> _EXTRACTED TEXT_:

Strizki’s system takes this extra electricity and runs it through an electrolyzer, which uses technology invented in the mid-19th century to convert electricity and water into a modest quantity of hydrogen — the energy equivalent of about a gallon of gasoline each summer day — which is then sent to the tanks outside. In this inaugural shakedown year, Strizki had to purchase his hydrogen (19,000 cubic feet of it, at a total cost of about $2,000) to prime his empty tanks. According to Strizki, that’s the last fuel bill he will ever have. Though he will continue to monitor the system, measuring the amount of hydrogen produced, the hydrogen should act like a natural battery bank that never dies or degrades. During the winter months, the solar panels should still provide about 60 percent of the power to the house, he said. It’s then that the accumulated hydrogen will be siphoned from the storage tanks to a fuel cell, which will simply reverse the process of the electrolyzer, reconfiguring the hydrogen back to water and electricity.

Although 19,000 cubic feet of hydrogen may sound like a lot, it really isn’t. It is, Strizki explained, the energy equivalent of only about a single tank of gasoline in a large S.U.V., yet this would be more than enough hydrogen to provide the house with all the heating, cooking, hot water and additional electrical power needed to last through the dark winter months. Soon, he said, the same amount of hydrogen could be stored in a single tank at high pressure, substantially reducing the “storage footprint.” But for now he chose 10 tanks at low pressure, in part to avoid alarming New Jersey’s building inspectors with the prospect of pressurized hydrogen.

> _DIRECTION 1_: List the things that, according to the passage on Strizki's hydrogen system, the stored hydrogen would be more than enough to provide the house through the dark winter months.
> _DIRECTION 2_: Reproduce the passage on Strizki's hydrogen system from "Although 19,000 cubic" to "of pressurized hydrogen.", swapping "building inspectors" for "fire officials".

> _DATA_:
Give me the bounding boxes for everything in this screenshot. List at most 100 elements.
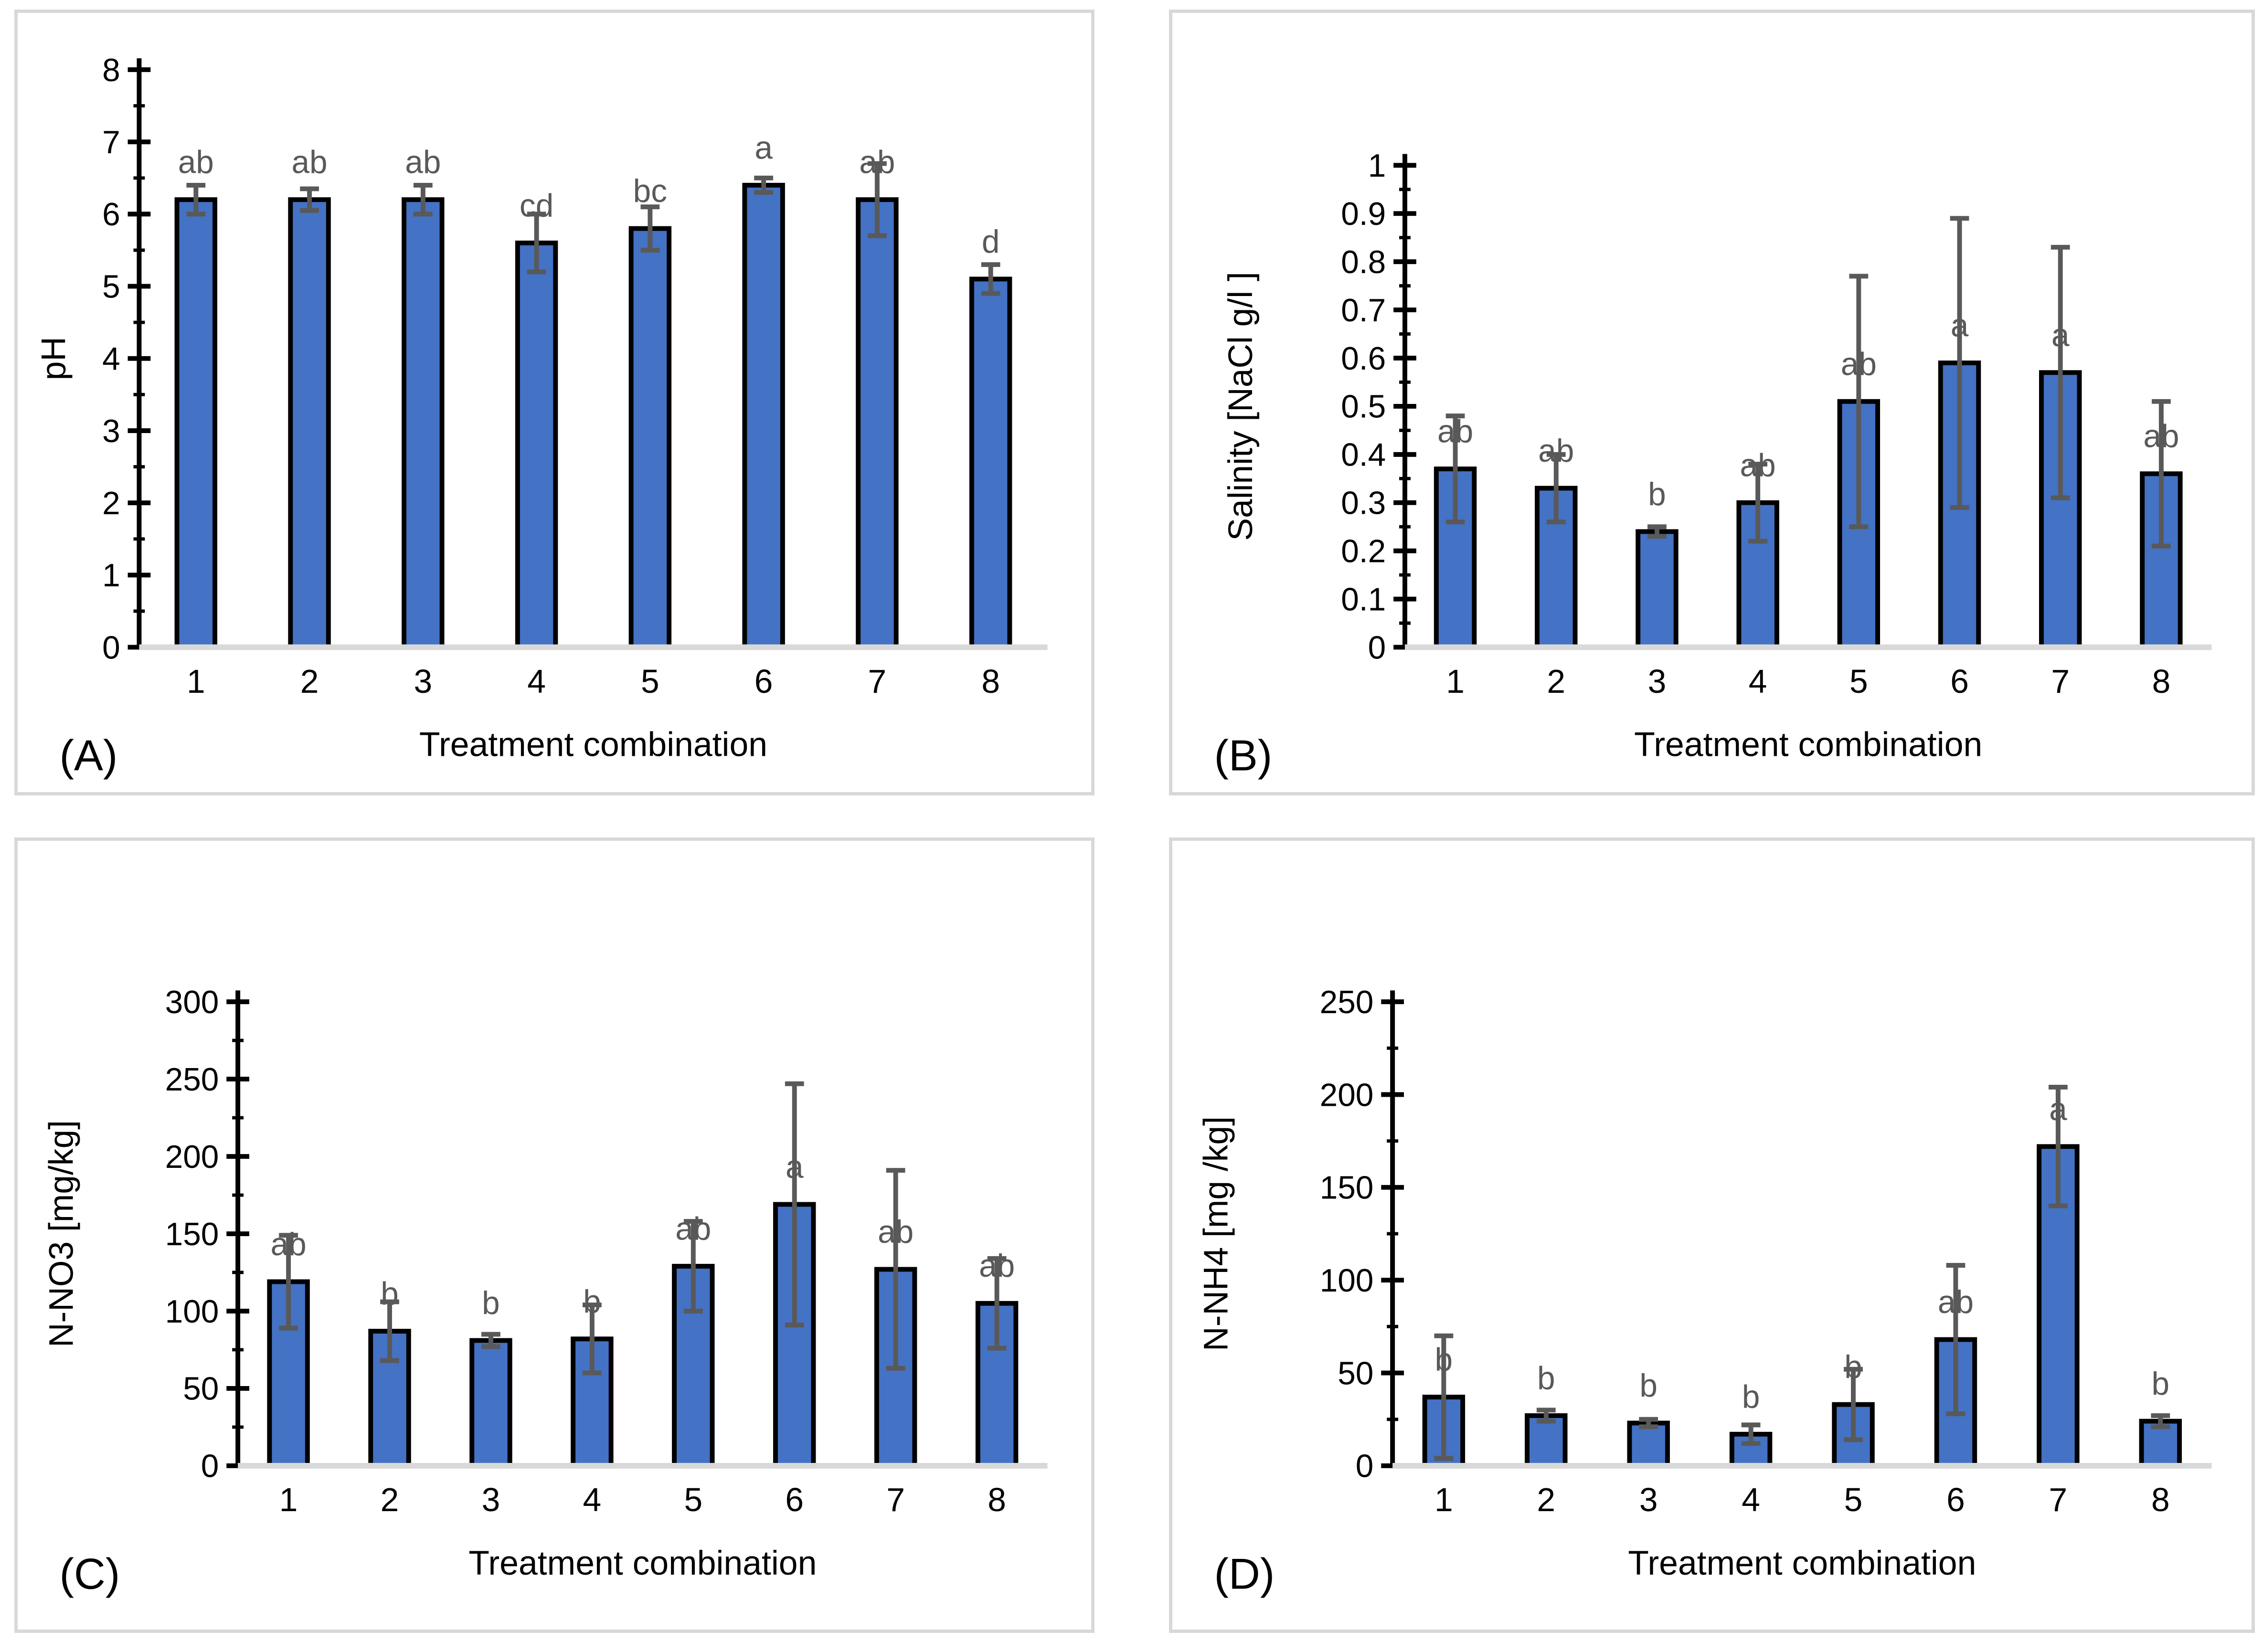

> _EXPECTED OUTPUT 1_:
- heating
- cooking
- hot water
- additional electrical power

> _EXPECTED OUTPUT 2_:
Although 19,000 cubic feet of hydrogen may sound like a lot, it really isn’t. It is, Strizki explained, the energy equivalent of only about a single tank of gasoline in a large S.U.V., yet this would be more than enough hydrogen to provide the house with all the heating, cooking, hot water and additional electrical power needed to last through the dark winter months. Soon, he said, the same amount of hydrogen could be stored in a single tank at high pressure, substantially reducing the “storage footprint.” But for now he chose 10 tanks at low pressure, in part to avoid alarming New Jersey’s fire officials with the prospect of pressurized hydrogen.